[start of MATERIAL FOR THE TASK]

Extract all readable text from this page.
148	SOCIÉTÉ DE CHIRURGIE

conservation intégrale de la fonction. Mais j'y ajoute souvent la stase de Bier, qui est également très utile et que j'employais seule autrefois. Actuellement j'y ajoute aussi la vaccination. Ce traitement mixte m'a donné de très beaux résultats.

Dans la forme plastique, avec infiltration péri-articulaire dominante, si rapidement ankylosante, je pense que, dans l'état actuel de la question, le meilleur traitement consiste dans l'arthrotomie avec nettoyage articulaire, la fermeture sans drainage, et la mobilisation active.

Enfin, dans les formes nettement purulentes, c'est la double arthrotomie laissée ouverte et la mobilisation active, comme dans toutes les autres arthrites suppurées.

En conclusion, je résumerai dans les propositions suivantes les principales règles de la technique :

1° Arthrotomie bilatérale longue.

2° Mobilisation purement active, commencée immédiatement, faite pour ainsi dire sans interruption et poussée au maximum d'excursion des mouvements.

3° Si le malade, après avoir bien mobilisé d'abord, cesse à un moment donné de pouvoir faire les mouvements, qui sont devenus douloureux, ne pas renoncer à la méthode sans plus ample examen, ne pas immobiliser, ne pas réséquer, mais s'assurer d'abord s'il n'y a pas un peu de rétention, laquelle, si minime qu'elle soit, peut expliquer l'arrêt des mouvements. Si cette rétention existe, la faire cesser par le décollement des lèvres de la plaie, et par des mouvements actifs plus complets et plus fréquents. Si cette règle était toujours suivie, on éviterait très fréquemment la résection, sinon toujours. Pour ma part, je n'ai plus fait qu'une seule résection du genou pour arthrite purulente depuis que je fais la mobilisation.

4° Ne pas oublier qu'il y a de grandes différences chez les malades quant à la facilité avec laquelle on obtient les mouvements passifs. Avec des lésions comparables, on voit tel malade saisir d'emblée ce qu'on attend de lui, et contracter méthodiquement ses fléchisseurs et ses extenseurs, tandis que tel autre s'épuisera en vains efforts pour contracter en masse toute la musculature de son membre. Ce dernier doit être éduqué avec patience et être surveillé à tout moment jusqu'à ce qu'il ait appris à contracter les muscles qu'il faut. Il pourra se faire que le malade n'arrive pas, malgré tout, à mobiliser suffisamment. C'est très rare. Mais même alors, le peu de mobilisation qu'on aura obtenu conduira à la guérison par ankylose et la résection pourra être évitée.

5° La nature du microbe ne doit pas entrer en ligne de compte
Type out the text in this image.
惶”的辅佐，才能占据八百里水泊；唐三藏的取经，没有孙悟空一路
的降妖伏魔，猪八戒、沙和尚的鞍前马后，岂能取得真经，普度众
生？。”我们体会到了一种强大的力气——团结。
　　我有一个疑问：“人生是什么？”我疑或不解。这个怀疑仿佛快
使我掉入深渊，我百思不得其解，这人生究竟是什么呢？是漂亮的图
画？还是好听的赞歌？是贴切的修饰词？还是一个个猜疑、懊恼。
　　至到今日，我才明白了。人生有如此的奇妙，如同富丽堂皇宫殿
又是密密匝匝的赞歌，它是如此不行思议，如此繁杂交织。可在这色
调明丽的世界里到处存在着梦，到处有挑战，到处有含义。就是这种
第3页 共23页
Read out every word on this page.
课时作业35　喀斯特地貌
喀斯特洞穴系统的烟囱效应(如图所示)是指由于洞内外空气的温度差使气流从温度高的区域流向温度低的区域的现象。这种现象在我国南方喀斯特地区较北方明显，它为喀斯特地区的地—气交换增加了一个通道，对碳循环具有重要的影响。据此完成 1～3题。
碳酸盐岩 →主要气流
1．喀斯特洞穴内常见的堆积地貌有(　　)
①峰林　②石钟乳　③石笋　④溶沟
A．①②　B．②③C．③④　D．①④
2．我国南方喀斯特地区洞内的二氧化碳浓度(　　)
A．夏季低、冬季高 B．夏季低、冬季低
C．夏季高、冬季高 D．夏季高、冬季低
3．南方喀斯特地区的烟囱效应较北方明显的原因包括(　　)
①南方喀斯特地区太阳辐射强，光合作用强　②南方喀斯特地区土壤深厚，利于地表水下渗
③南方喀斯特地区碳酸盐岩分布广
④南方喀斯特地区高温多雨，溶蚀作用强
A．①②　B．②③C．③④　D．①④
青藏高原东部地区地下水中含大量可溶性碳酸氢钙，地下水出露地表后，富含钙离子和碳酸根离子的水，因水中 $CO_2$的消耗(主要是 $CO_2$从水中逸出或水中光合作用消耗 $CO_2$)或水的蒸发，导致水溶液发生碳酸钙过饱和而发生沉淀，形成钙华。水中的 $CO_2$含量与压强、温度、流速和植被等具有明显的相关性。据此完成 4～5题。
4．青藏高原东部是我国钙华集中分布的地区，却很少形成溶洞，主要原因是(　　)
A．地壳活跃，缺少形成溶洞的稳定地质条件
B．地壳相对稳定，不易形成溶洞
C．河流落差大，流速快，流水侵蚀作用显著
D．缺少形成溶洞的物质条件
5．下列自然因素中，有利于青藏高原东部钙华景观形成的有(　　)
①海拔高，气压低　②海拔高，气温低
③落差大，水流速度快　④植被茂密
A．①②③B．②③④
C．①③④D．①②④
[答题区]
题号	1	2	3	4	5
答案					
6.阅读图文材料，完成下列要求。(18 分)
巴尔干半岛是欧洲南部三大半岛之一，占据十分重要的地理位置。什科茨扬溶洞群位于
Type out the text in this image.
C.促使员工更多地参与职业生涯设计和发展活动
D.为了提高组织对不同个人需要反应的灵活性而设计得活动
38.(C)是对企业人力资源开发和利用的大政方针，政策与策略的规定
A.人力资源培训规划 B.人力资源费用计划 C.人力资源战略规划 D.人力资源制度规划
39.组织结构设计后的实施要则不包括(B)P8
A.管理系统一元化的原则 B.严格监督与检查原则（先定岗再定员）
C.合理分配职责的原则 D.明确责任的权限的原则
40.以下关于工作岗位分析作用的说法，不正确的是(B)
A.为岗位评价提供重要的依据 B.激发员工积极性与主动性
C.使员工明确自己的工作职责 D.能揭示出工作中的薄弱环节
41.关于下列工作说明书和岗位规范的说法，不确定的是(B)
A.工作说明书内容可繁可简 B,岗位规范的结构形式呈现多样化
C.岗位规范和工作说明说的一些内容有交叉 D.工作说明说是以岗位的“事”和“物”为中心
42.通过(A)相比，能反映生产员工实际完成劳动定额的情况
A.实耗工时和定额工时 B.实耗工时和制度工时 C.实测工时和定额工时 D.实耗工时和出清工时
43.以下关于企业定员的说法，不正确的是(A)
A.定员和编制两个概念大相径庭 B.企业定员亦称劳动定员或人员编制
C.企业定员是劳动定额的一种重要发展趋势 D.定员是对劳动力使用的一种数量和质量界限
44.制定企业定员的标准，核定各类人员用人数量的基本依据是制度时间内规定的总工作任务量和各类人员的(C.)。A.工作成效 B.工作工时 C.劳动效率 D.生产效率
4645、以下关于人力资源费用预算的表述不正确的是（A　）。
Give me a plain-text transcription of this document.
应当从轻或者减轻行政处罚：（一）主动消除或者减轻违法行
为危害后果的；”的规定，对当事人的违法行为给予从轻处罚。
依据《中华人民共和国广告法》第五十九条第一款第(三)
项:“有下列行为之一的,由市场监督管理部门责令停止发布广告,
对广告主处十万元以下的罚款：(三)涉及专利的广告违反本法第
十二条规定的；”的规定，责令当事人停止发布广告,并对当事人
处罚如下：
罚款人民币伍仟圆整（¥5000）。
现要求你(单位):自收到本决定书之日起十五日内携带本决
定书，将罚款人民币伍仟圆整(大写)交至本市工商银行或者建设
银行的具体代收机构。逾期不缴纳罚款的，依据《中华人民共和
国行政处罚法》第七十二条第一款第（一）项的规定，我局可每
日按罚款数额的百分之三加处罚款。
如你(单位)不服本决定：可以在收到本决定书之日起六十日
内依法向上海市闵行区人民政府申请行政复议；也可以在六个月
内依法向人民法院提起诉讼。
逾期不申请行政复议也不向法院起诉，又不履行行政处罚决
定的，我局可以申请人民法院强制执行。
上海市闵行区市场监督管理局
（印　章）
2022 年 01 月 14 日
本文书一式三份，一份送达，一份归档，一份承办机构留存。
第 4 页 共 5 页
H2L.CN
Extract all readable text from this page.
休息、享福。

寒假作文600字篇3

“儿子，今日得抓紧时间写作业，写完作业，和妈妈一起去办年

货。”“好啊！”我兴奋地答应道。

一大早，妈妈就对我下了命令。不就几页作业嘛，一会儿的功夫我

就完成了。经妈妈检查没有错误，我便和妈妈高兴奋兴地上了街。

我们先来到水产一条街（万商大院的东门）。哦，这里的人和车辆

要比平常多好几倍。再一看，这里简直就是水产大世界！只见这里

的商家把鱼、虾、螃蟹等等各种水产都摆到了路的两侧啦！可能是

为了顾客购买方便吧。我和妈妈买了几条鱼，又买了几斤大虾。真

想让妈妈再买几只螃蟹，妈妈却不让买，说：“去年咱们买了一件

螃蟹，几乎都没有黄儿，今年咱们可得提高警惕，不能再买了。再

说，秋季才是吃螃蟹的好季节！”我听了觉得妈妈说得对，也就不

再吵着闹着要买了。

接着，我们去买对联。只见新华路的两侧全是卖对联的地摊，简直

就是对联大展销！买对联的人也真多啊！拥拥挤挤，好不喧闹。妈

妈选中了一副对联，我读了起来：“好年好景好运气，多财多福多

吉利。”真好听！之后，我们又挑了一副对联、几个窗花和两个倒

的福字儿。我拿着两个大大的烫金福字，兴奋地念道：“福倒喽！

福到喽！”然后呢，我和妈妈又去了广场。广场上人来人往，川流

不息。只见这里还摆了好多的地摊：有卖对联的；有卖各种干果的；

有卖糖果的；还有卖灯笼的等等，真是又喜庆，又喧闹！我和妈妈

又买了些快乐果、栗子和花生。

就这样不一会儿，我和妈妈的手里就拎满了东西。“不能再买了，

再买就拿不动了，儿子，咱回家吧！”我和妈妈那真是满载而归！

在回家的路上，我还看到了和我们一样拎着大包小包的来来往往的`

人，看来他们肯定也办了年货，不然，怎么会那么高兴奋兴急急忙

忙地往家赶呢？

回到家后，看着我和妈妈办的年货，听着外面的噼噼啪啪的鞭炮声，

[end of MATERIAL FOR THE TASK]

» WHAT TO PRODUCE
Copy out exactly the lines running from the line with "Give me a plain-text" to the end of the records, inclusive.

» WORKED SOLUTION
Give me a plain-text transcription of this document.
应当从轻或者减轻行政处罚：（一）主动消除或者减轻违法行
为危害后果的；”的规定，对当事人的违法行为给予从轻处罚。
依据《中华人民共和国广告法》第五十九条第一款第(三)
项:“有下列行为之一的,由市场监督管理部门责令停止发布广告,
对广告主处十万元以下的罚款：(三)涉及专利的广告违反本法第
十二条规定的；”的规定，责令当事人停止发布广告,并对当事人
处罚如下：
罚款人民币伍仟圆整（¥5000）。
现要求你(单位):自收到本决定书之日起十五日内携带本决
定书，将罚款人民币伍仟圆整(大写)交至本市工商银行或者建设
银行的具体代收机构。逾期不缴纳罚款的，依据《中华人民共和
国行政处罚法》第七十二条第一款第（一）项的规定，我局可每
日按罚款数额的百分之三加处罚款。
如你(单位)不服本决定：可以在收到本决定书之日起六十日
内依法向上海市闵行区人民政府申请行政复议；也可以在六个月
内依法向人民法院提起诉讼。
逾期不申请行政复议也不向法院起诉，又不履行行政处罚决
定的，我局可以申请人民法院强制执行。
上海市闵行区市场监督管理局
（印　章）
2022 年 01 月 14 日
本文书一式三份，一份送达，一份归档，一份承办机构留存。
第 4 页 共 5 页
H2L.CN
Extract all readable text from this page.
休息、享福。

寒假作文600字篇3

“儿子，今日得抓紧时间写作业，写完作业，和妈妈一起去办年

货。”“好啊！”我兴奋地答应道。

一大早，妈妈就对我下了命令。不就几页作业嘛，一会儿的功夫我

就完成了。经妈妈检查没有错误，我便和妈妈高兴奋兴地上了街。

我们先来到水产一条街（万商大院的东门）。哦，这里的人和车辆

要比平常多好几倍。再一看，这里简直就是水产大世界！只见这里

的商家把鱼、虾、螃蟹等等各种水产都摆到了路的两侧啦！可能是

为了顾客购买方便吧。我和妈妈买了几条鱼，又买了几斤大虾。真

想让妈妈再买几只螃蟹，妈妈却不让买，说：“去年咱们买了一件

螃蟹，几乎都没有黄儿，今年咱们可得提高警惕，不能再买了。再

说，秋季才是吃螃蟹的好季节！”我听了觉得妈妈说得对，也就不

再吵着闹着要买了。

接着，我们去买对联。只见新华路的两侧全是卖对联的地摊，简直

就是对联大展销！买对联的人也真多啊！拥拥挤挤，好不喧闹。妈

妈选中了一副对联，我读了起来：“好年好景好运气，多财多福多

吉利。”真好听！之后，我们又挑了一副对联、几个窗花和两个倒

的福字儿。我拿着两个大大的烫金福字，兴奋地念道：“福倒喽！

福到喽！”然后呢，我和妈妈又去了广场。广场上人来人往，川流

不息。只见这里还摆了好多的地摊：有卖对联的；有卖各种干果的；

有卖糖果的；还有卖灯笼的等等，真是又喜庆，又喧闹！我和妈妈

又买了些快乐果、栗子和花生。

就这样不一会儿，我和妈妈的手里就拎满了东西。“不能再买了，

再买就拿不动了，儿子，咱回家吧！”我和妈妈那真是满载而归！

在回家的路上，我还看到了和我们一样拎着大包小包的来来往往的`

人，看来他们肯定也办了年货，不然，怎么会那么高兴奋兴急急忙

忙地往家赶呢？

回到家后，看着我和妈妈办的年货，听着外面的噼噼啪啪的鞭炮声，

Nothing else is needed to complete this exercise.